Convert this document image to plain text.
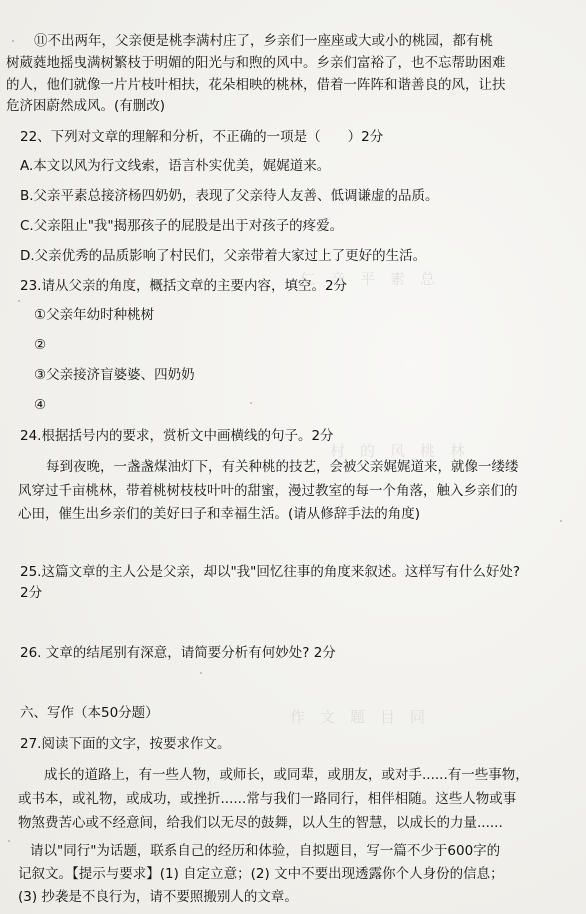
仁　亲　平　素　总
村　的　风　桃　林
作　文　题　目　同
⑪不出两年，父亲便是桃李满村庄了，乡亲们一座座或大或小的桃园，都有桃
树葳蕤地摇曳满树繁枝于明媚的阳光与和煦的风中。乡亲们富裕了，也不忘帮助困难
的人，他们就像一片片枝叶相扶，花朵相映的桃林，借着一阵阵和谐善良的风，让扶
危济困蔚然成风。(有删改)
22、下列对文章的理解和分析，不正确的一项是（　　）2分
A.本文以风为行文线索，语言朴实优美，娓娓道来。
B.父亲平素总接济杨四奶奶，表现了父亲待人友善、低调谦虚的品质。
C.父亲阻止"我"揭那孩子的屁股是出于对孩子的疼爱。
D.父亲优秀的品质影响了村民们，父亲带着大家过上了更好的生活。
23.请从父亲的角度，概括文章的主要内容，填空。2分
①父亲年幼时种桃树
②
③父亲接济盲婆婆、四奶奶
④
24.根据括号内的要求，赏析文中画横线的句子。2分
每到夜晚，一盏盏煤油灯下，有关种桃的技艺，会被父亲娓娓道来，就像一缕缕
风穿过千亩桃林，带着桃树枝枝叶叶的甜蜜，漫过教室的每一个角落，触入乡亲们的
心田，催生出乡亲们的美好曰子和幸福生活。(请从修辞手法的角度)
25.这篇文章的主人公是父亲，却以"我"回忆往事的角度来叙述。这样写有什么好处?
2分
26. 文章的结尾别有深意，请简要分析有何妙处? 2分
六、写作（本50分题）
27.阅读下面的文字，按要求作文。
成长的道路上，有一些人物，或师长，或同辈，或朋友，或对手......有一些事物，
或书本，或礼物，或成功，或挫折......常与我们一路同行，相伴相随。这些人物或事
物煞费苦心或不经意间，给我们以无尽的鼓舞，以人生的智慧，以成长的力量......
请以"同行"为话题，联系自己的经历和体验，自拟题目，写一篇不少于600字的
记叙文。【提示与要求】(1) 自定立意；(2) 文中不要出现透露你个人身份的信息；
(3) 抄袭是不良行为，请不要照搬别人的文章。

--------

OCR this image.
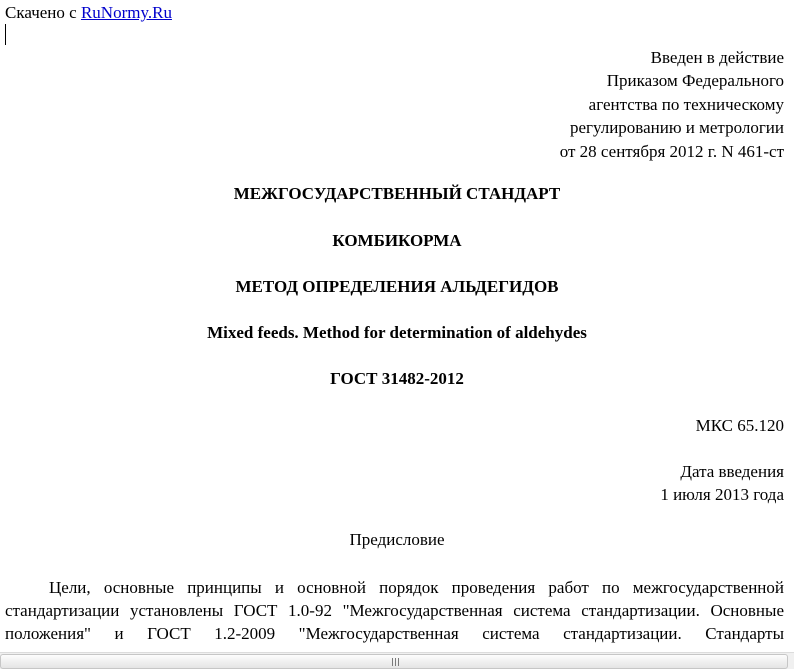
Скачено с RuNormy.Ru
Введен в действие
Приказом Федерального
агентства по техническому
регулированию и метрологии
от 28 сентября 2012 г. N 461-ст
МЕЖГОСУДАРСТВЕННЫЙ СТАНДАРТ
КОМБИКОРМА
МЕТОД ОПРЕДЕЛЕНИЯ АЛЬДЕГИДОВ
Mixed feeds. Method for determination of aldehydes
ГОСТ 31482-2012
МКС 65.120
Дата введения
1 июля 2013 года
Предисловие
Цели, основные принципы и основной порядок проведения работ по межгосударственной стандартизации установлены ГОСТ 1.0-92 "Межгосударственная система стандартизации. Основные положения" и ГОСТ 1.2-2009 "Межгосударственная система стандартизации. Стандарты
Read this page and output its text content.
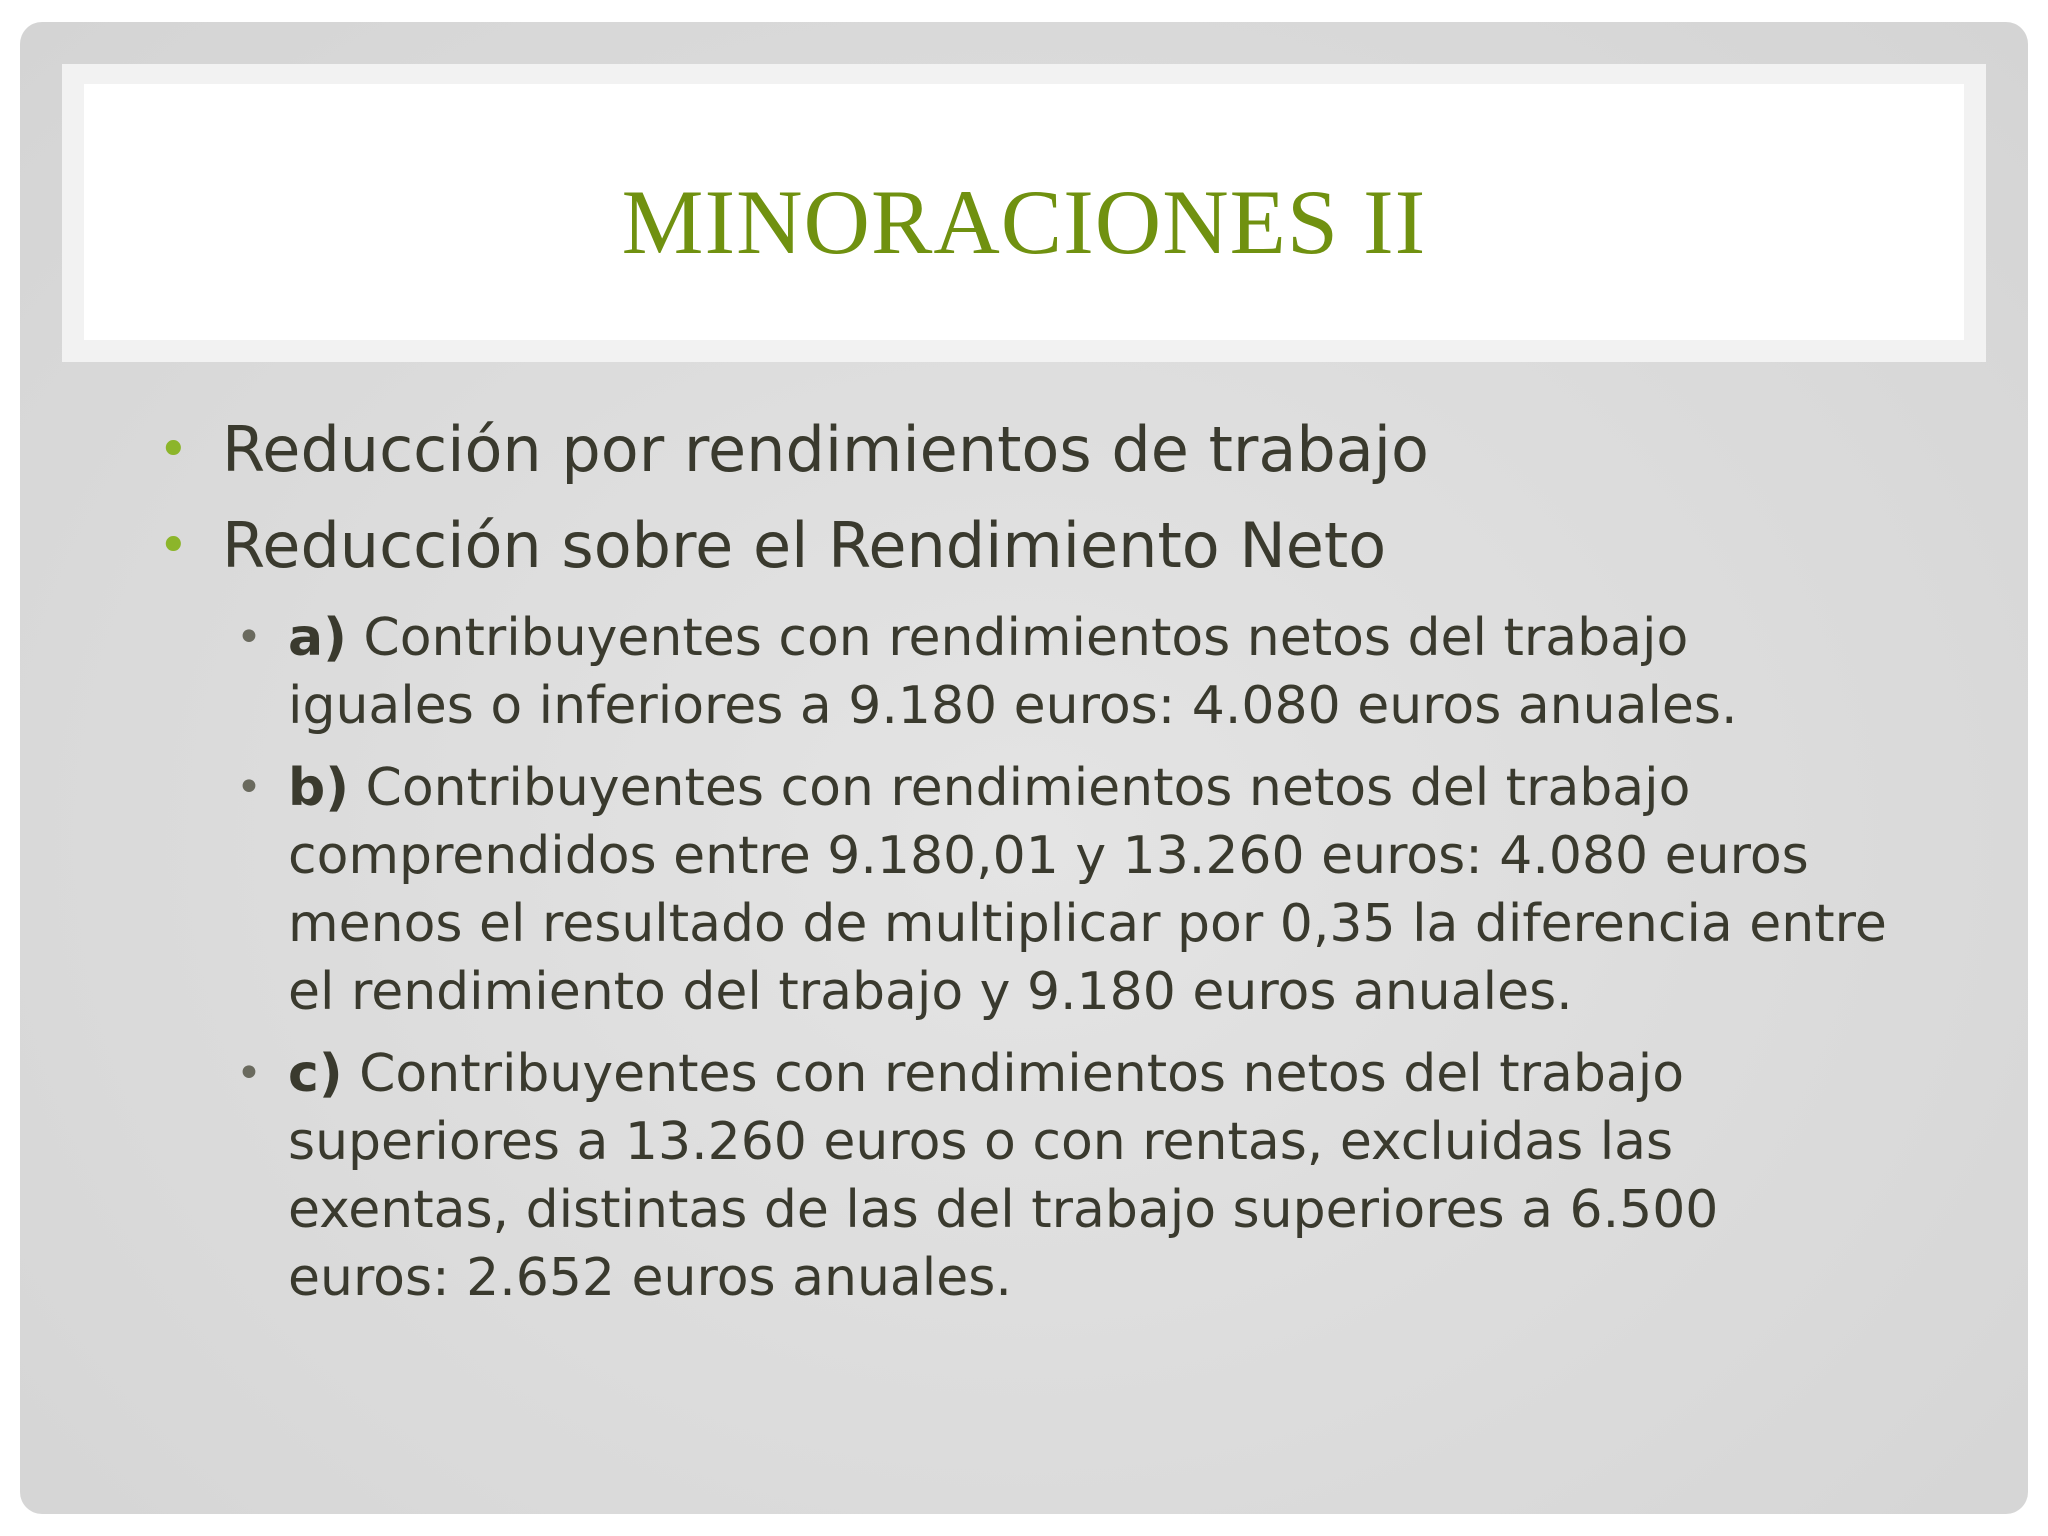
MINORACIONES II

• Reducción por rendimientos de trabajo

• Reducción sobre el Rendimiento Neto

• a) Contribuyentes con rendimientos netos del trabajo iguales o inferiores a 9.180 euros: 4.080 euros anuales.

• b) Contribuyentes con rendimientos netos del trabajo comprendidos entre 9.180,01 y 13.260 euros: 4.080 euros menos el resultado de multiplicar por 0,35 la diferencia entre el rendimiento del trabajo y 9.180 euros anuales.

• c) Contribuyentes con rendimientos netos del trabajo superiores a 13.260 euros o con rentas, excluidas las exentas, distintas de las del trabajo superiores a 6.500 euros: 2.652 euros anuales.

--------

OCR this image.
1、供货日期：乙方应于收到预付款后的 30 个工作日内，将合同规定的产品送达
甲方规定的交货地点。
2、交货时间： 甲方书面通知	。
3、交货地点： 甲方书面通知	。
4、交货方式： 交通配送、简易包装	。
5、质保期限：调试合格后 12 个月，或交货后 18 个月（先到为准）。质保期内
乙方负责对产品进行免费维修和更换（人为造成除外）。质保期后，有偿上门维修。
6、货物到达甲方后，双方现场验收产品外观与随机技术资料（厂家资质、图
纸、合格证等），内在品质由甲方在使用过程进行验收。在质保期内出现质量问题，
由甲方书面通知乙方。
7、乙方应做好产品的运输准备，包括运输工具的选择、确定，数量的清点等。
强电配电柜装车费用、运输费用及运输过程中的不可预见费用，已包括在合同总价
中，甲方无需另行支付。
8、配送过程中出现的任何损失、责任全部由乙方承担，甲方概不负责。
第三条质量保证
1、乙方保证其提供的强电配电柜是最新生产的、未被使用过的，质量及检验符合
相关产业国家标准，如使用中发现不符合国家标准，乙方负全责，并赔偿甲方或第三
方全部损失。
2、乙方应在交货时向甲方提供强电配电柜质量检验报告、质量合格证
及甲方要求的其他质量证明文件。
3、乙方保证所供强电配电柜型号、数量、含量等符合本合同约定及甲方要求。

--------

TASK TO COMPLETE: Report how many lines in the records hold the word "this", giving the number and nothing else.

TASK OUTPUT: 4